(Recorded data)
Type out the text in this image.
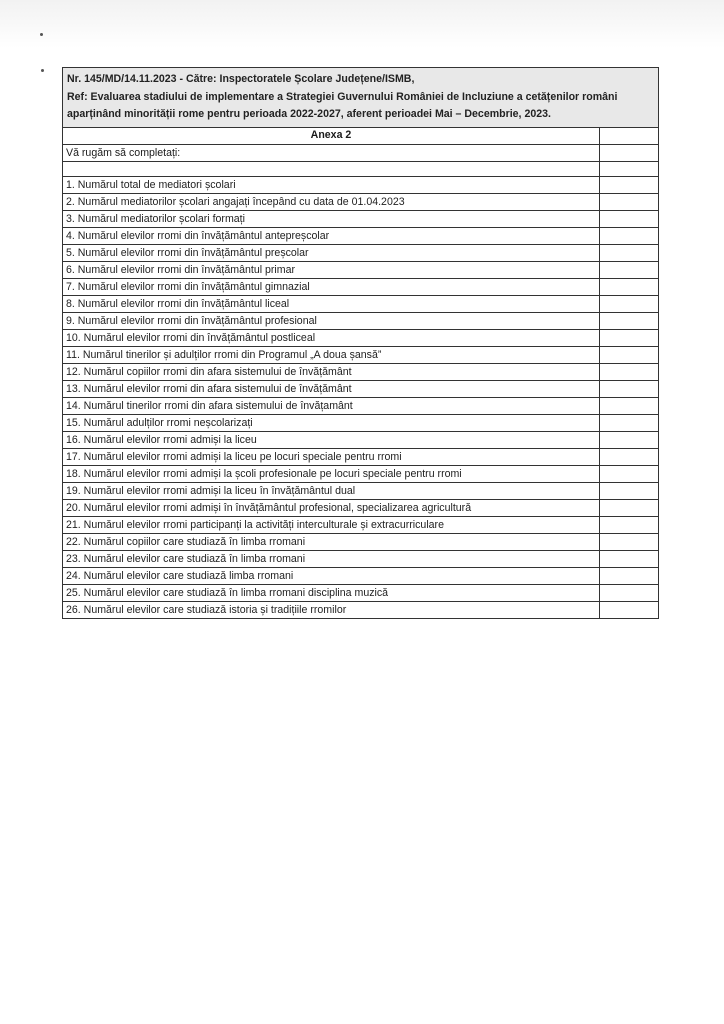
Nr. 145/MD/14.11.2023 - Către: Inspectoratele Școlare Județene/ISMB,
Ref: Evaluarea stadiului de implementare a Strategiei Guvernului României de Incluziune a cetățenilor români aparținând minorității rome pentru perioada 2022-2027, aferent perioadei Mai – Decembrie, 2023.	

Anexa 2	
Vă rugăm să completați:	

1. Numărul total de mediatori școlari	
2. Numărul mediatorilor școlari angajați începând cu data de 01.04.2023	
3. Numărul mediatorilor școlari formați	
4. Numărul elevilor rromi din învățământul antepreșcolar	
5. Numărul elevilor rromi din învățământul preșcolar	
6. Numărul elevilor rromi din învățământul primar	
7. Numărul elevilor rromi din învățământul gimnazial	
8. Numărul elevilor rromi din învățământul liceal	
9. Numărul elevilor rromi din învățământul profesional	
10. Numărul elevilor rromi din învățământul postliceal	
11. Numărul tinerilor și adulților rromi din Programul „A doua șansă”	
12. Numărul copiilor rromi din afara sistemului de învățământ	
13. Numărul elevilor rromi din afara sistemului de învățământ	
14. Numărul tinerilor rromi din afara sistemului de învățamânt	
15. Numărul adulților rromi neșcolarizați	
16. Numărul elevilor rromi admiși la liceu	
17. Numărul elevilor rromi admiși la liceu pe locuri speciale pentru rromi	
18. Numărul elevilor rromi admiși la școli profesionale pe locuri speciale pentru rromi	
19. Numărul elevilor rromi admiși la liceu în învățământul dual	
20. Numărul elevilor rromi admiși în învățământul profesional, specializarea agricultură	
21. Numărul elevilor rromi participanți la activități interculturale și extracurriculare	
22. Numărul copiilor care studiază în limba rromani	
23. Numărul elevilor care studiază în limba rromani	
24. Numărul elevilor care studiază limba rromani	
25. Numărul elevilor care studiază în limba rromani disciplina muzică	
26. Numărul elevilor care studiază istoria și tradițiile rromilor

**TASK GOAL**
All preceding records should be duplicated verbatim, images excepted.

**SOLUTION**
Type out the text in this image.
Nr. 145/MD/14.11.2023 - Către: Inspectoratele Școlare Județene/ISMB,
Ref: Evaluarea stadiului de implementare a Strategiei Guvernului României de Incluziune a cetățenilor români aparținând minorității rome pentru perioada 2022-2027, aferent perioadei Mai – Decembrie, 2023.	

Anexa 2	
Vă rugăm să completați:	

1. Numărul total de mediatori școlari	
2. Numărul mediatorilor școlari angajați începând cu data de 01.04.2023	
3. Numărul mediatorilor școlari formați	
4. Numărul elevilor rromi din învățământul antepreșcolar	
5. Numărul elevilor rromi din învățământul preșcolar	
6. Numărul elevilor rromi din învățământul primar	
7. Numărul elevilor rromi din învățământul gimnazial	
8. Numărul elevilor rromi din învățământul liceal	
9. Numărul elevilor rromi din învățământul profesional	
10. Numărul elevilor rromi din învățământul postliceal	
11. Numărul tinerilor și adulților rromi din Programul „A doua șansă”	
12. Numărul copiilor rromi din afara sistemului de învățământ	
13. Numărul elevilor rromi din afara sistemului de învățământ	
14. Numărul tinerilor rromi din afara sistemului de învățamânt	
15. Numărul adulților rromi neșcolarizați	
16. Numărul elevilor rromi admiși la liceu	
17. Numărul elevilor rromi admiși la liceu pe locuri speciale pentru rromi	
18. Numărul elevilor rromi admiși la școli profesionale pe locuri speciale pentru rromi	
19. Numărul elevilor rromi admiși la liceu în învățământul dual	
20. Numărul elevilor rromi admiși în învățământul profesional, specializarea agricultură	
21. Numărul elevilor rromi participanți la activități interculturale și extracurriculare	
22. Numărul copiilor care studiază în limba rromani	
23. Numărul elevilor care studiază în limba rromani	
24. Numărul elevilor care studiază limba rromani	
25. Numărul elevilor care studiază în limba rromani disciplina muzică	
26. Numărul elevilor care studiază istoria și tradițiile rromilor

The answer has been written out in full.